Exercise brief: Output all records precisely as written.

Provided records:
________________
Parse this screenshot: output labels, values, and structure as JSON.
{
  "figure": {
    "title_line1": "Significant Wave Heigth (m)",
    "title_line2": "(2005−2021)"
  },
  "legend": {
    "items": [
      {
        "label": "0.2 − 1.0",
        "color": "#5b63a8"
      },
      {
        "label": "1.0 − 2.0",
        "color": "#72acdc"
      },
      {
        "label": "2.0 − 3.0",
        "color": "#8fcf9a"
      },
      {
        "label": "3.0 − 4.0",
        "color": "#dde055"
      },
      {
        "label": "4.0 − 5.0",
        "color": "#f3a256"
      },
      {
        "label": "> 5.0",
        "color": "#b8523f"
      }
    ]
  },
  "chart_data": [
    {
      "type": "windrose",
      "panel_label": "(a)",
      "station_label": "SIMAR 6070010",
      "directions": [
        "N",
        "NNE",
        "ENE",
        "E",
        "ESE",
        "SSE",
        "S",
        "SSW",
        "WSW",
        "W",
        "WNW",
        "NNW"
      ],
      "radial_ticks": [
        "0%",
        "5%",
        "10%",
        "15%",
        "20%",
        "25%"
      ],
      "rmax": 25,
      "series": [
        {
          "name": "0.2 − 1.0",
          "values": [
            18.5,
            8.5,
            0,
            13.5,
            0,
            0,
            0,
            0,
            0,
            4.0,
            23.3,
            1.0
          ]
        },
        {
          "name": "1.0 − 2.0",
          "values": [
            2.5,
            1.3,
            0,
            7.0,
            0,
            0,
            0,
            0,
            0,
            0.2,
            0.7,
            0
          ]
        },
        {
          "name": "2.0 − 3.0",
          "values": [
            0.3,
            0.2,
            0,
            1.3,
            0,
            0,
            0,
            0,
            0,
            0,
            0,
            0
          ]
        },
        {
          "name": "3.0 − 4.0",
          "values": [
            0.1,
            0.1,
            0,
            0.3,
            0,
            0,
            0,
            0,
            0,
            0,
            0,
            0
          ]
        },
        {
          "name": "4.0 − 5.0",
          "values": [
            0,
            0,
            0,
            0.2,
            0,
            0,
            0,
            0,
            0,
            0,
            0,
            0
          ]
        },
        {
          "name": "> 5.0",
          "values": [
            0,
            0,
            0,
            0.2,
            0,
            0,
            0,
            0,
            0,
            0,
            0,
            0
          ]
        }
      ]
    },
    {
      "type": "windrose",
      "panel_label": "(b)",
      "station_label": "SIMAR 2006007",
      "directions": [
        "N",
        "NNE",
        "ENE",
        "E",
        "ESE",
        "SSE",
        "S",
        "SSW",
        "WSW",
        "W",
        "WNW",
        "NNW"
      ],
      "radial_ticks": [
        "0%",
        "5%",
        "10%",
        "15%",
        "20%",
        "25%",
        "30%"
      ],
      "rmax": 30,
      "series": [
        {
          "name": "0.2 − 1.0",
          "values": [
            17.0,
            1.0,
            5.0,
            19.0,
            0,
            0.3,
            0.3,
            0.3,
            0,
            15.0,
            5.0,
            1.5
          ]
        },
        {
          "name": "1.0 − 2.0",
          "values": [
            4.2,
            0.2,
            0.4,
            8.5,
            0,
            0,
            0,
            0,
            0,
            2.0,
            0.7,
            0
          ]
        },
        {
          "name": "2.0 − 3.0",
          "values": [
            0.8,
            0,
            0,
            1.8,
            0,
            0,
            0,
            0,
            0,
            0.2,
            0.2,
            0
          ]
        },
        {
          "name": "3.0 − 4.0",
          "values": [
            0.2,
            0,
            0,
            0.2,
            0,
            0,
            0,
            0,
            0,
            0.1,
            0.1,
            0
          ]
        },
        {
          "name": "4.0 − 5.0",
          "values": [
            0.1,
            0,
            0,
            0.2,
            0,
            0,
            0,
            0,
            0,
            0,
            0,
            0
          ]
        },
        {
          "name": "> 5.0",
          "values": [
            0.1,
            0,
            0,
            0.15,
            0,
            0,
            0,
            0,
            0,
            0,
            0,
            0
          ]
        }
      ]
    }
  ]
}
________________
Solved exercise:
Parse this screenshot: output labels, values, and structure as JSON.
{
  "figure": {
    "title_line1": "Significant Wave Heigth (m)",
    "title_line2": "(2005−2021)"
  },
  "legend": {
    "items": [
      {
        "label": "0.2 − 1.0",
        "color": "#5b63a8"
      },
      {
        "label": "1.0 − 2.0",
        "color": "#72acdc"
      },
      {
        "label": "2.0 − 3.0",
        "color": "#8fcf9a"
      },
      {
        "label": "3.0 − 4.0",
        "color": "#dde055"
      },
      {
        "label": "4.0 − 5.0",
        "color": "#f3a256"
      },
      {
        "label": "> 5.0",
        "color": "#b8523f"
      }
    ]
  },
  "chart_data": [
    {
      "type": "windrose",
      "panel_label": "(a)",
      "station_label": "SIMAR 6070010",
      "directions": [
        "N",
        "NNE",
        "ENE",
        "E",
        "ESE",
        "SSE",
        "S",
        "SSW",
        "WSW",
        "W",
        "WNW",
        "NNW"
      ],
      "radial_ticks": [
        "0%",
        "5%",
        "10%",
        "15%",
        "20%",
        "25%"
      ],
      "rmax": 25,
      "series": [
        {
          "name": "0.2 − 1.0",
          "values": [
            18.5,
            8.5,
            0,
            13.5,
            0,
            0,
            0,
            0,
            0,
            4.0,
            23.3,
            1.0
          ]
        },
        {
          "name": "1.0 − 2.0",
          "values": [
            2.5,
            1.3,
            0,
            7.0,
            0,
            0,
            0,
            0,
            0,
            0.2,
            0.7,
            0
          ]
        },
        {
          "name": "2.0 − 3.0",
          "values": [
            0.3,
            0.2,
            0,
            1.3,
            0,
            0,
            0,
            0,
            0,
            0,
            0,
            0
          ]
        },
        {
          "name": "3.0 − 4.0",
          "values": [
            0.1,
            0.1,
            0,
            0.3,
            0,
            0,
            0,
            0,
            0,
            0,
            0,
            0
          ]
        },
        {
          "name": "4.0 − 5.0",
          "values": [
            0,
            0,
            0,
            0.2,
            0,
            0,
            0,
            0,
            0,
            0,
            0,
            0
          ]
        },
        {
          "name": "> 5.0",
          "values": [
            0,
            0,
            0,
            0.2,
            0,
            0,
            0,
            0,
            0,
            0,
            0,
            0
          ]
        }
      ]
    },
    {
      "type": "windrose",
      "panel_label": "(b)",
      "station_label": "SIMAR 2006007",
      "directions": [
        "N",
        "NNE",
        "ENE",
        "E",
        "ESE",
        "SSE",
        "S",
        "SSW",
        "WSW",
        "W",
        "WNW",
        "NNW"
      ],
      "radial_ticks": [
        "0%",
        "5%",
        "10%",
        "15%",
        "20%",
        "25%",
        "30%"
      ],
      "rmax": 30,
      "series": [
        {
          "name": "0.2 − 1.0",
          "values": [
            17.0,
            1.0,
            5.0,
            19.0,
            0,
            0.3,
            0.3,
            0.3,
            0,
            15.0,
            5.0,
            1.5
          ]
        },
        {
          "name": "1.0 − 2.0",
          "values": [
            4.2,
            0.2,
            0.4,
            8.5,
            0,
            0,
            0,
            0,
            0,
            2.0,
            0.7,
            0
          ]
        },
        {
          "name": "2.0 − 3.0",
          "values": [
            0.8,
            0,
            0,
            1.8,
            0,
            0,
            0,
            0,
            0,
            0.2,
            0.2,
            0
          ]
        },
        {
          "name": "3.0 − 4.0",
          "values": [
            0.2,
            0,
            0,
            0.2,
            0,
            0,
            0,
            0,
            0,
            0.1,
            0.1,
            0
          ]
        },
        {
          "name": "4.0 − 5.0",
          "values": [
            0.1,
            0,
            0,
            0.2,
            0,
            0,
            0,
            0,
            0,
            0,
            0,
            0
          ]
        },
        {
          "name": "> 5.0",
          "values": [
            0.1,
            0,
            0,
            0.15,
            0,
            0,
            0,
            0,
            0,
            0,
            0,
            0
          ]
        }
      ]
    }
  ]
}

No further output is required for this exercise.